__What is asked__.
Print every line of the material below word for word, without changing anything.

(Data items)
______

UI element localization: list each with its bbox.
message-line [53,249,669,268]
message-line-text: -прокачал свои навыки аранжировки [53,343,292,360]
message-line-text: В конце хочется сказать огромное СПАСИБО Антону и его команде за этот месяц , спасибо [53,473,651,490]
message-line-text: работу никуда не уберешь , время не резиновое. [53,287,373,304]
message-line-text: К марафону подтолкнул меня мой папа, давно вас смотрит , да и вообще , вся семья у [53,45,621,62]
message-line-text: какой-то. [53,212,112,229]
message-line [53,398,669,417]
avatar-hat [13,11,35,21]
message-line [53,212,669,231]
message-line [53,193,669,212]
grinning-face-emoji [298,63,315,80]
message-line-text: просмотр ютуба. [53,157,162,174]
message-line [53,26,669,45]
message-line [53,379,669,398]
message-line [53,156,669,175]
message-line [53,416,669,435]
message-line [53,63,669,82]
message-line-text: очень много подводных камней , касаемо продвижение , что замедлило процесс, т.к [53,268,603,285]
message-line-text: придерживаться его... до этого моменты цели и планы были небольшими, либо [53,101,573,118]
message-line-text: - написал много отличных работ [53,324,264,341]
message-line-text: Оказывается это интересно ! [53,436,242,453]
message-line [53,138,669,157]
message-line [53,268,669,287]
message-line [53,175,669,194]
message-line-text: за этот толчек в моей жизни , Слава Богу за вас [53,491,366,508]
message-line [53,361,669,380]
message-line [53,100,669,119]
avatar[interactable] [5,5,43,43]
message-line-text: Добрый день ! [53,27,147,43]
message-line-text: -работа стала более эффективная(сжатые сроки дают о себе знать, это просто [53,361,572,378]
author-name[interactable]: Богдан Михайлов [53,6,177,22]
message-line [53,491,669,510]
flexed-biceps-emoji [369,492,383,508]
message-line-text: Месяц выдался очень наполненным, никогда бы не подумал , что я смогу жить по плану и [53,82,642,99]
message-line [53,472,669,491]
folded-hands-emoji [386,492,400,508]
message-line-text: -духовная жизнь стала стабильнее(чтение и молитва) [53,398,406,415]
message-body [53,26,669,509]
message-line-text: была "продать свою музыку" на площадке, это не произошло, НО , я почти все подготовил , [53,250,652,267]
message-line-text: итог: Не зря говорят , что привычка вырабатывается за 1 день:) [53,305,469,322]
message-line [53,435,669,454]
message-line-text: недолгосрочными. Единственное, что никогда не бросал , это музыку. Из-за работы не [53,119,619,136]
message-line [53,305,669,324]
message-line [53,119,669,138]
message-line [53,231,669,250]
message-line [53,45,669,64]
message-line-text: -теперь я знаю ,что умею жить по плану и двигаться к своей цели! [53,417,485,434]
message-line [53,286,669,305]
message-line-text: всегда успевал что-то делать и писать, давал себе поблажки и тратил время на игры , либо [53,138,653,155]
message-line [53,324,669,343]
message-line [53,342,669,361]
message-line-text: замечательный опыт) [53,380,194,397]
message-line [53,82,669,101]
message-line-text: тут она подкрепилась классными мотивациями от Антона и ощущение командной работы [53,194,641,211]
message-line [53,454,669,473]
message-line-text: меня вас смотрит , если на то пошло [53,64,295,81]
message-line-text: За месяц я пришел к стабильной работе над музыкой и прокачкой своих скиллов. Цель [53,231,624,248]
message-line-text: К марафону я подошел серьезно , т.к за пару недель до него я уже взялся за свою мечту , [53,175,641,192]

______

__Output of the task__.
UI element localization: list each with its bbox.
message-line [53,249,669,268]
message-line-text: -прокачал свои навыки аранжировки [53,343,292,360]
message-line-text: В конце хочется сказать огромное СПАСИБО Антону и его команде за этот месяц , спасибо [53,473,651,490]
message-line-text: работу никуда не уберешь , время не резиновое. [53,287,373,304]
message-line-text: К марафону подтолкнул меня мой папа, давно вас смотрит , да и вообще , вся семья у [53,45,621,62]
message-line-text: какой-то. [53,212,112,229]
message-line [53,398,669,417]
avatar-hat [13,11,35,21]
message-line [53,212,669,231]
message-line [53,193,669,212]
grinning-face-emoji [298,63,315,80]
message-line-text: просмотр ютуба. [53,157,162,174]
message-line [53,26,669,45]
message-line [53,379,669,398]
message-line [53,156,669,175]
message-line [53,416,669,435]
message-line [53,63,669,82]
message-line-text: очень много подводных камней , касаемо продвижение , что замедлило процесс, т.к [53,268,603,285]
message-line-text: придерживаться его... до этого моменты цели и планы были небольшими, либо [53,101,573,118]
message-line-text: - написал много отличных работ [53,324,264,341]
message-line-text: Оказывается это интересно ! [53,436,242,453]
message-line [53,138,669,157]
message-line [53,268,669,287]
message-line [53,175,669,194]
message-line-text: за этот толчек в моей жизни , Слава Богу за вас [53,491,366,508]
message-line [53,361,669,380]
message-line [53,100,669,119]
avatar[interactable] [5,5,43,43]
message-line-text: Добрый день ! [53,27,147,43]
message-line-text: -работа стала более эффективная(сжатые сроки дают о себе знать, это просто [53,361,572,378]
author-name[interactable]: Богдан Михайлов [53,6,177,22]
message-line [53,491,669,510]
flexed-biceps-emoji [369,492,383,508]
message-line-text: Месяц выдался очень наполненным, никогда бы не подумал , что я смогу жить по плану и [53,82,642,99]
message-line [53,472,669,491]
folded-hands-emoji [386,492,400,508]
message-line-text: -духовная жизнь стала стабильнее(чтение и молитва) [53,398,406,415]
message-body [53,26,669,509]
message-line-text: была "продать свою музыку" на площадке, это не произошло, НО , я почти все подготовил , [53,250,652,267]
message-line-text: итог: Не зря говорят , что привычка вырабатывается за 1 день:) [53,305,469,322]
message-line [53,435,669,454]
message-line-text: недолгосрочными. Единственное, что никогда не бросал , это музыку. Из-за работы не [53,119,619,136]
message-line [53,305,669,324]
message-line [53,119,669,138]
message-line [53,231,669,250]
message-line [53,45,669,64]
message-line-text: -теперь я знаю ,что умею жить по плану и двигаться к своей цели! [53,417,485,434]
message-line [53,286,669,305]
message-line-text: всегда успевал что-то делать и писать, давал себе поблажки и тратил время на игры , либо [53,138,653,155]
message-line [53,324,669,343]
message-line [53,342,669,361]
message-line-text: замечательный опыт) [53,380,194,397]
message-line [53,82,669,101]
message-line-text: тут она подкрепилась классными мотивациями от Антона и ощущение командной работы [53,194,641,211]
message-line [53,454,669,473]
message-line-text: меня вас смотрит , если на то пошло [53,64,295,81]
message-line-text: За месяц я пришел к стабильной работе над музыкой и прокачкой своих скиллов. Цель [53,231,624,248]
message-line-text: К марафону я подошел серьезно , т.к за пару недель до него я уже взялся за свою мечту , [53,175,641,192]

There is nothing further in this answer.